(Dataset items)

☆ ☆ ☆ ☆ ☆ ☆ ☆

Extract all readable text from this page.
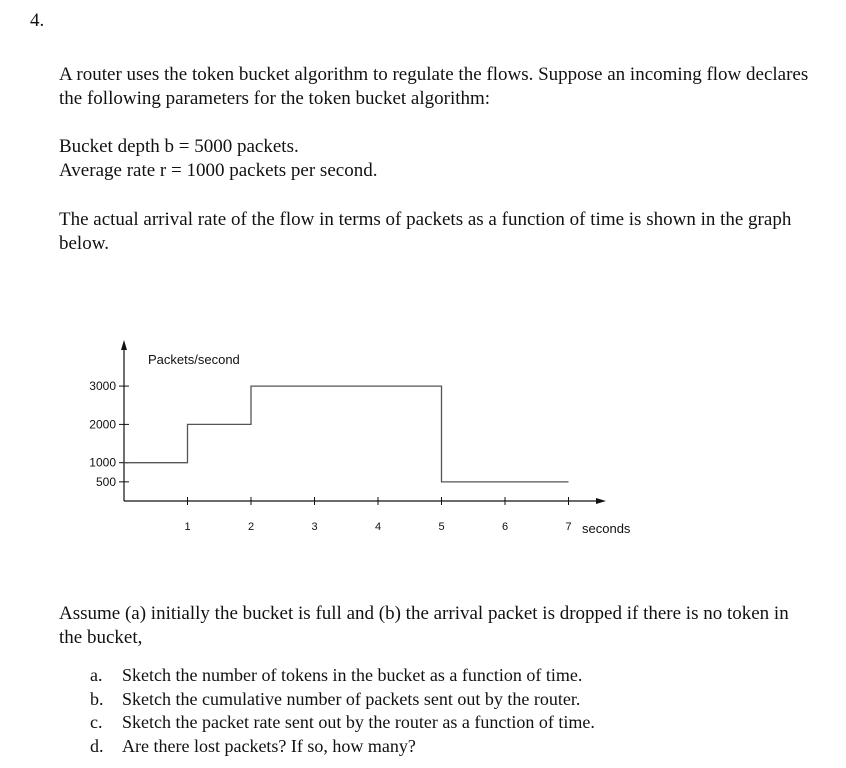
4.

A router uses the token bucket algorithm to regulate the flows. Suppose an incoming flow declares the following parameters for the token bucket algorithm:

Bucket depth b = 5000 packets.
Average rate r = 1000 packets per second.

The actual arrival rate of the flow in terms of packets as a function of time is shown in the graph below.

1	2	3	4	5	6	7
500
1000
2000
3000
Packets/second
seconds

Assume (a) initially the bucket is full and (b) the arrival packet is dropped if there is no token in the bucket,

a.	Sketch the number of tokens in the bucket as a function of time.
b.	Sketch the cumulative number of packets sent out by the router.
c.	Sketch the packet rate sent out by the router as a function of time.
d.	Are there lost packets? If so, how many?
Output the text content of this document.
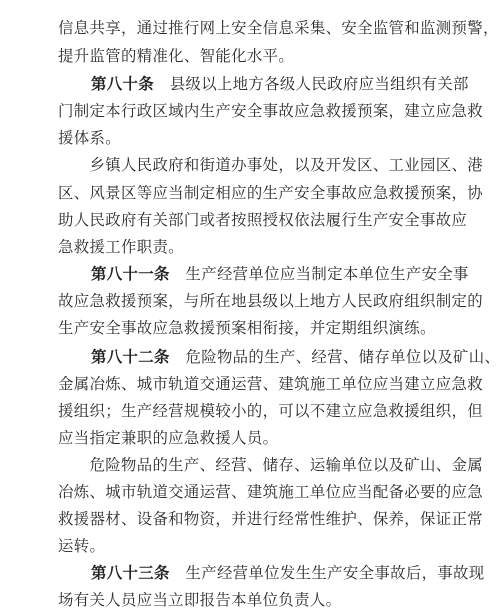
信息共享，通过推行网上安全信息采集、安全监管和监测预警，
提升监管的精准化、智能化水平。
第八十条　县级以上地方各级人民政府应当组织有关部
门制定本行政区域内生产安全事故应急救援预案，建立应急救
援体系。
　　乡镇人民政府和街道办事处，以及开发区、工业园区、港
区、风景区等应当制定相应的生产安全事故应急救援预案，协
助人民政府有关部门或者按照授权依法履行生产安全事故应
急救援工作职责。
第八十一条　生产经营单位应当制定本单位生产安全事
故应急救援预案，与所在地县级以上地方人民政府组织制定的
生产安全事故应急救援预案相衔接，并定期组织演练。
第八十二条　危险物品的生产、经营、储存单位以及矿山、
金属冶炼、城市轨道交通运营、建筑施工单位应当建立应急救
援组织；生产经营规模较小的，可以不建立应急救援组织，但
应当指定兼职的应急救援人员。
　　危险物品的生产、经营、储存、运输单位以及矿山、金属
冶炼、城市轨道交通运营、建筑施工单位应当配备必要的应急
救援器材、设备和物资，并进行经常性维护、保养，保证正常
运转。
第八十三条　生产经营单位发生生产安全事故后，事故现
场有关人员应当立即报告本单位负责人。
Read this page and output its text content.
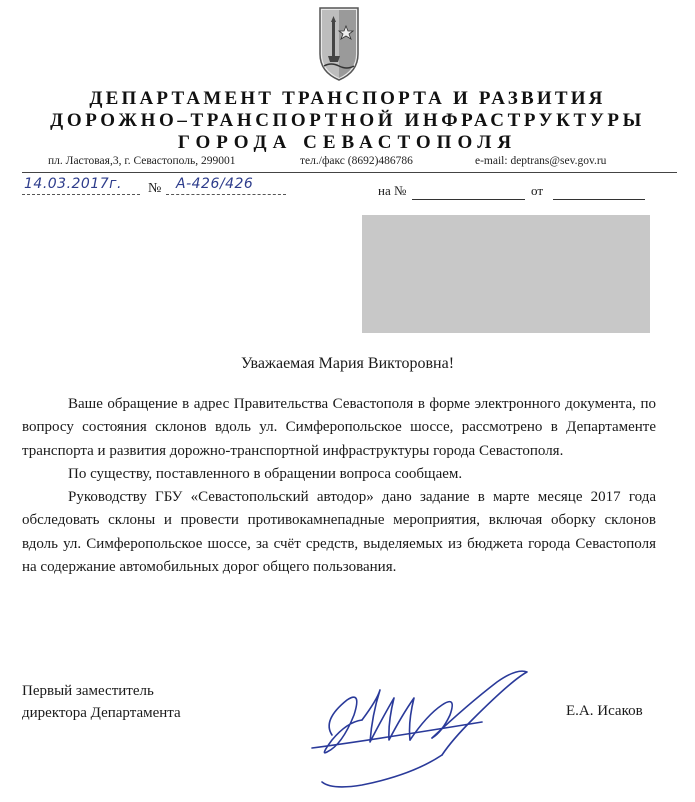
ДЕПАРТАМЕНТ ТРАНСПОРТА И РАЗВИТИЯ
ДОРОЖНО–ТРАНСПОРТНОЙ ИНФРАСТРУКТУРЫ
ГОРОДА СЕВАСТОПОЛЯ
пл. Ластовая,3, г. Севастополь, 299001	тел./факс (8692)486786	e-mail: deptrans@sev.gov.ru
14.03.2017г. № А-426/426	на №	от
Уважаемая Мария Викторовна!

Ваше обращение в адрес Правительства Севастополя в форме электронного документа, по вопросу состояния склонов вдоль ул. Симферопольское шоссе, рассмотрено в Департаменте транспорта и развития дорожно-транспортной инфраструктуры города Севастополя.

По существу, поставленного в обращении вопроса сообщаем.

Руководству ГБУ «Севастопольский автодор» дано задание в марте месяце 2017 года обследовать склоны и провести противокамнепадные мероприятия, включая оборку склонов вдоль ул. Симферопольское шоссе, за счёт средств, выделяемых из бюджета города Севастополя на содержание автомобильных дорог общего пользования.

Первый заместитель
директора Департамента	Е.А. Исаков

☆ ☆ ☆ ☆ ☆ ☆ ☆

— Given exercise —
Locate the word "шоссе" in the data above. Copy every line carrying it.

— Finished exercise —
Ваше обращение в адрес Правительства Севастополя в форме электронного документа, по вопросу состояния склонов вдоль ул. Симферопольское шоссе, рассмотрено в Департаменте транспорта и развития дорожно-транспортной инфраструктуры города Севастополя.
Руководству ГБУ «Севастопольский автодор» дано задание в марте месяце 2017 года обследовать склоны и провести противокамнепадные мероприятия, включая оборку склонов вдоль ул. Симферопольское шоссе, за счёт средств, выделяемых из бюджета города Севастополя на содержание автомобильных дорог общего пользования.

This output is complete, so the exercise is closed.